■ **RECORDS PROVIDED**
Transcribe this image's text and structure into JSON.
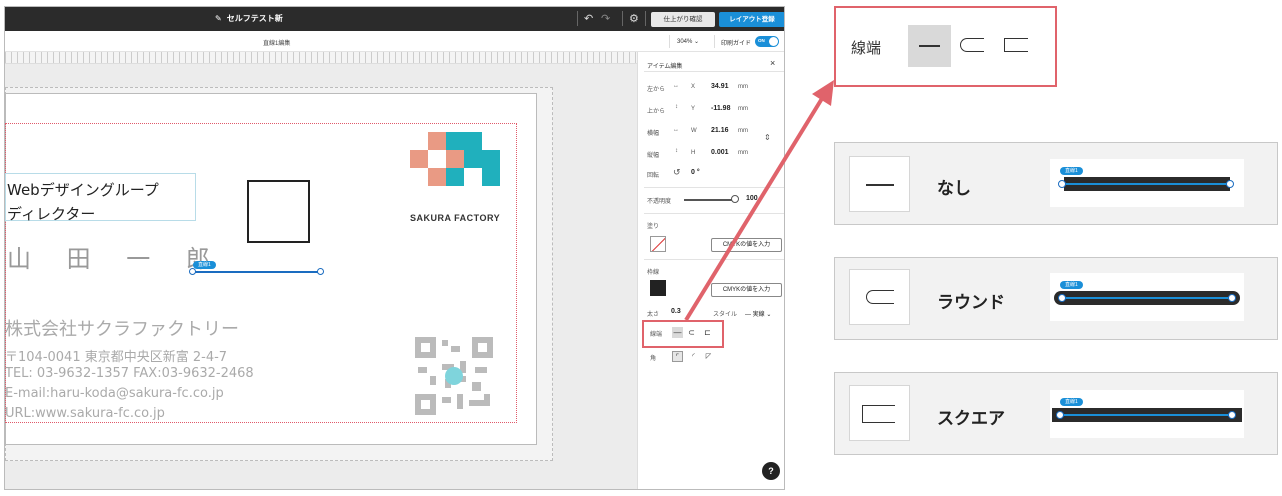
{
  "app": {
    "title": "セルフテスト新",
    "preview_button": "仕上がり確認",
    "register_button": "レイアウト登録"
  },
  "subbar": {
    "item_name": "直線1編集",
    "zoom": "304%",
    "guide_label": "印刷ガイド",
    "guide_toggle": "ON"
  },
  "card": {
    "department": "Webデザイングループ",
    "role": "ディレクター",
    "name": "山 田 一 郎",
    "company": "株式会社サクラファクトリー",
    "address": "〒104-0041 東京都中央区新富 2-4-7",
    "tel": "TEL: 03-9632-1357 FAX:03-9632-2468",
    "email": "E-mail:haru-koda@sakura-fc.co.jp",
    "url": "URL:www.sakura-fc.co.jp",
    "logo_text": "SAKURA FACTORY",
    "line_tag": "直線1"
  },
  "panel": {
    "title": "アイテム編集",
    "close": "×",
    "rows": [
      {
        "label": "左から",
        "axis": "X",
        "value": "34.91",
        "unit": "mm"
      },
      {
        "label": "上から",
        "axis": "Y",
        "value": "-11.98",
        "unit": "mm"
      },
      {
        "label": "横幅",
        "axis": "W",
        "value": "21.16",
        "unit": "mm"
      },
      {
        "label": "縦幅",
        "axis": "H",
        "value": "0.001",
        "unit": "mm"
      }
    ],
    "rotation_label": "回転",
    "rotation_value": "0 °",
    "opacity_label": "不透明度",
    "opacity_value": "100",
    "fill_label": "塗り",
    "fill_cmyk": "CMYKの値を入力",
    "stroke_label": "枠線",
    "stroke_cmyk": "CMYKの値を入力",
    "thickness_label": "太さ",
    "thickness_value": "0.3",
    "style_label": "スタイル",
    "style_value": "— 実線",
    "cap_label": "線端",
    "corner_label": "角",
    "help": "?"
  },
  "callout": {
    "label": "線端"
  },
  "options": [
    {
      "label": "なし",
      "tag": "直線1"
    },
    {
      "label": "ラウンド",
      "tag": "直線1"
    },
    {
      "label": "スクエア",
      "tag": "直線1"
    }
  ],
  "colors": {
    "accent": "#1a8fd8",
    "highlight": "#e0636b",
    "topbar": "#2b2b2b"
  }
}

■ **REQUIREMENT**
Print the complete listing exactly, apart from any pictures.

■ **FULL ANSWER**
Transcribe this image's text and structure into JSON.
{
  "app": {
    "title": "セルフテスト新",
    "preview_button": "仕上がり確認",
    "register_button": "レイアウト登録"
  },
  "subbar": {
    "item_name": "直線1編集",
    "zoom": "304%",
    "guide_label": "印刷ガイド",
    "guide_toggle": "ON"
  },
  "card": {
    "department": "Webデザイングループ",
    "role": "ディレクター",
    "name": "山 田 一 郎",
    "company": "株式会社サクラファクトリー",
    "address": "〒104-0041 東京都中央区新富 2-4-7",
    "tel": "TEL: 03-9632-1357 FAX:03-9632-2468",
    "email": "E-mail:haru-koda@sakura-fc.co.jp",
    "url": "URL:www.sakura-fc.co.jp",
    "logo_text": "SAKURA FACTORY",
    "line_tag": "直線1"
  },
  "panel": {
    "title": "アイテム編集",
    "close": "×",
    "rows": [
      {
        "label": "左から",
        "axis": "X",
        "value": "34.91",
        "unit": "mm"
      },
      {
        "label": "上から",
        "axis": "Y",
        "value": "-11.98",
        "unit": "mm"
      },
      {
        "label": "横幅",
        "axis": "W",
        "value": "21.16",
        "unit": "mm"
      },
      {
        "label": "縦幅",
        "axis": "H",
        "value": "0.001",
        "unit": "mm"
      }
    ],
    "rotation_label": "回転",
    "rotation_value": "0 °",
    "opacity_label": "不透明度",
    "opacity_value": "100",
    "fill_label": "塗り",
    "fill_cmyk": "CMYKの値を入力",
    "stroke_label": "枠線",
    "stroke_cmyk": "CMYKの値を入力",
    "thickness_label": "太さ",
    "thickness_value": "0.3",
    "style_label": "スタイル",
    "style_value": "— 実線",
    "cap_label": "線端",
    "corner_label": "角",
    "help": "?"
  },
  "callout": {
    "label": "線端"
  },
  "options": [
    {
      "label": "なし",
      "tag": "直線1"
    },
    {
      "label": "ラウンド",
      "tag": "直線1"
    },
    {
      "label": "スクエア",
      "tag": "直線1"
    }
  ],
  "colors": {
    "accent": "#1a8fd8",
    "highlight": "#e0636b",
    "topbar": "#2b2b2b"
  }
}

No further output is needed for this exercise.